─── Data records

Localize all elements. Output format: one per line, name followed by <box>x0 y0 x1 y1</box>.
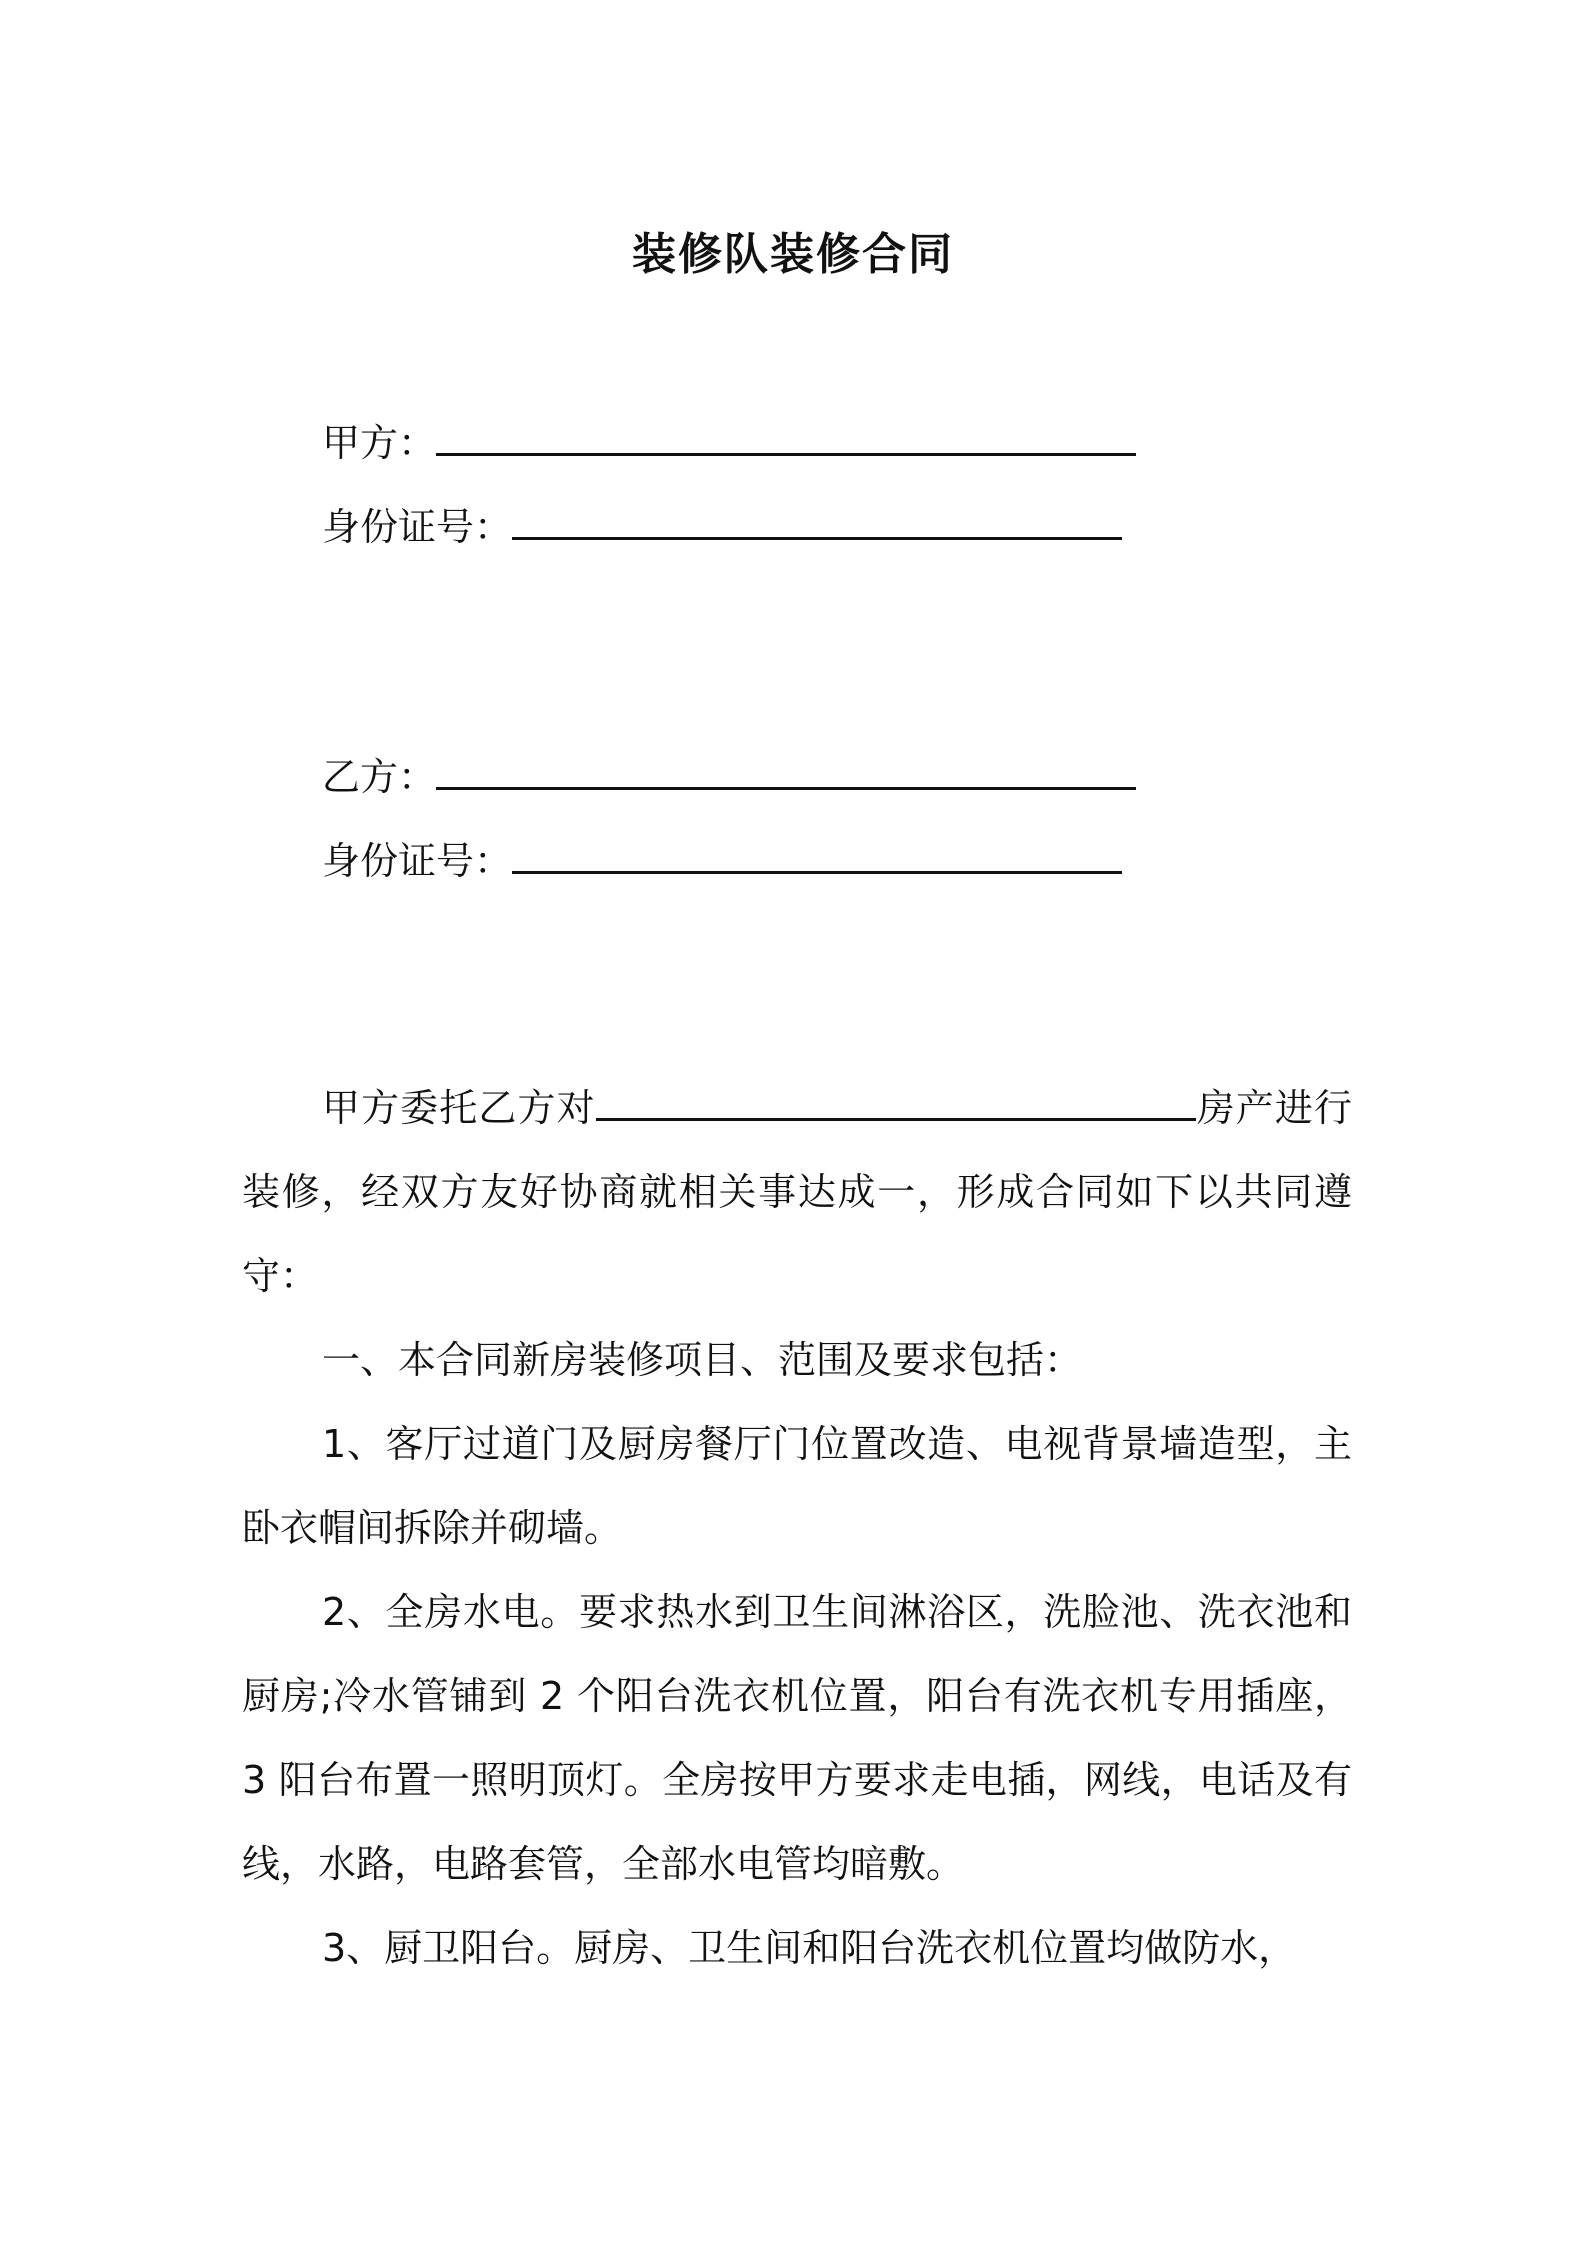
party-a-line <box>322 418 1136 468</box>
party-b-id-blank <box>512 837 1122 874</box>
document-title: 装修队装修合同 <box>632 229 954 280</box>
party-b-id-line <box>322 836 1122 886</box>
clause-item: 3、厨卫阳台。厨房、卫生间和阳台洗衣机位置均做防水， <box>322 1926 1297 1970</box>
party-b-blank <box>436 753 1136 790</box>
intro-suffix: 房产进行装修，经双方友好协商就相关事达成一，形成合同如下以共同遵守： <box>242 1086 1352 1298</box>
party-b-id-label: 身份证号： <box>322 839 513 883</box>
party-a-blank <box>436 419 1136 456</box>
property-address-blank <box>596 1084 1196 1121</box>
intro-prefix: 甲方委托乙方对 <box>322 1086 596 1130</box>
clause-heading: 一、本合同新房装修项目、范围及要求包括： <box>322 1338 1083 1382</box>
party-a-id-line <box>322 502 1122 552</box>
party-a-label: 甲方： <box>322 421 437 465</box>
party-b-label: 乙方： <box>322 755 437 799</box>
party-a-id-blank <box>512 503 1122 540</box>
intro-paragraph <box>242 1066 1352 1318</box>
party-a-id-label: 身份证号： <box>322 505 513 549</box>
clause-item: 2、全房水电。要求热水到卫生间淋浴区，洗脸池、洗衣池和厨房;冷水管铺到 2 个阳台洗衣机位置，阳台有洗衣机专用插座，3 阳台布置一照明顶灯。全房按甲方要求走电插，网线，电话及有线，水路，电路套管，全部水电管均暗敷。 <box>242 1590 1352 1886</box>
party-b-line <box>322 752 1136 802</box>
contract-body <box>242 1066 1352 1990</box>
clause-item: 1、客厅过道门及厨房餐厅门位置改造、电视背景墙造型，主卧衣帽间拆除并砌墙。 <box>242 1422 1352 1550</box>
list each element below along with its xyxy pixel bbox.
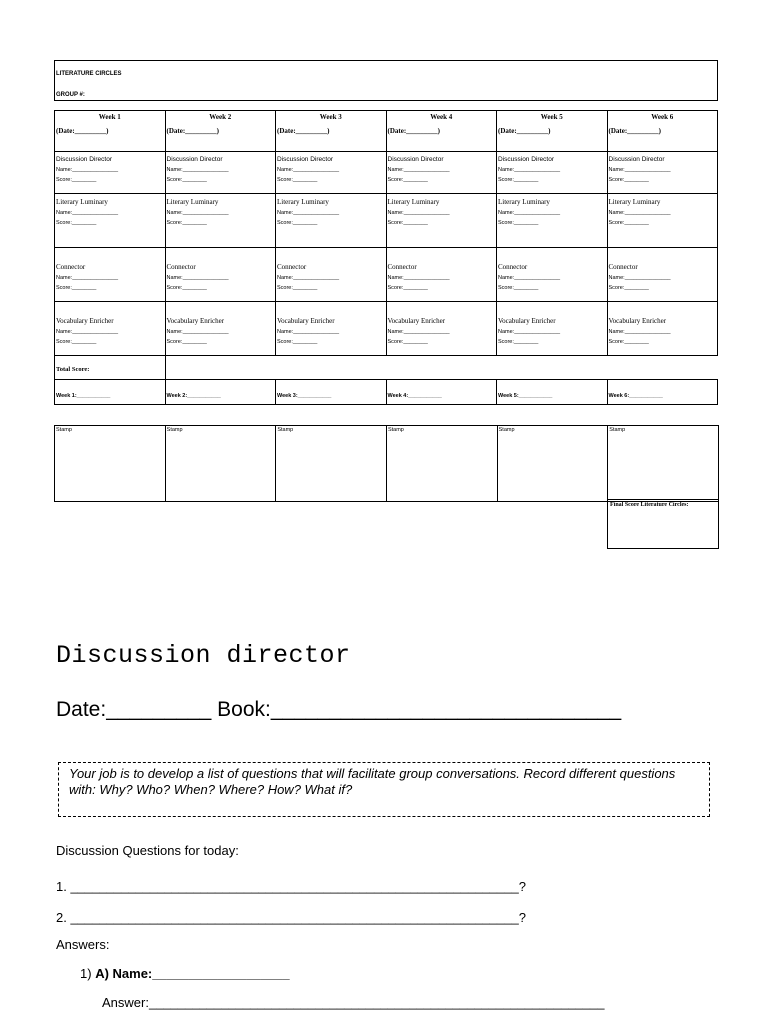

──────

*Brief*:
Reproduce the stretch from the line containing "party-a-line <box>322 418 1136 468</box>" through the line containing "party-a-blank <box>436 419 1136 456</box>", replacing "blank" with "field" and keeping everything else the same.

*Problem solution*:
party-a-line <box>322 418 1136 468</box>
party-b-id-field <box>512 837 1122 874</box>
document-title: 装修队装修合同 <box>632 229 954 280</box>
party-b-id-line <box>322 836 1122 886</box>
clause-item: 3、厨卫阳台。厨房、卫生间和阳台洗衣机位置均做防水， <box>322 1926 1297 1970</box>
party-b-field <box>436 753 1136 790</box>
intro-suffix: 房产进行装修，经双方友好协商就相关事达成一，形成合同如下以共同遵守： <box>242 1086 1352 1298</box>
party-b-id-label: 身份证号： <box>322 839 513 883</box>
party-a-field <box>436 419 1136 456</box>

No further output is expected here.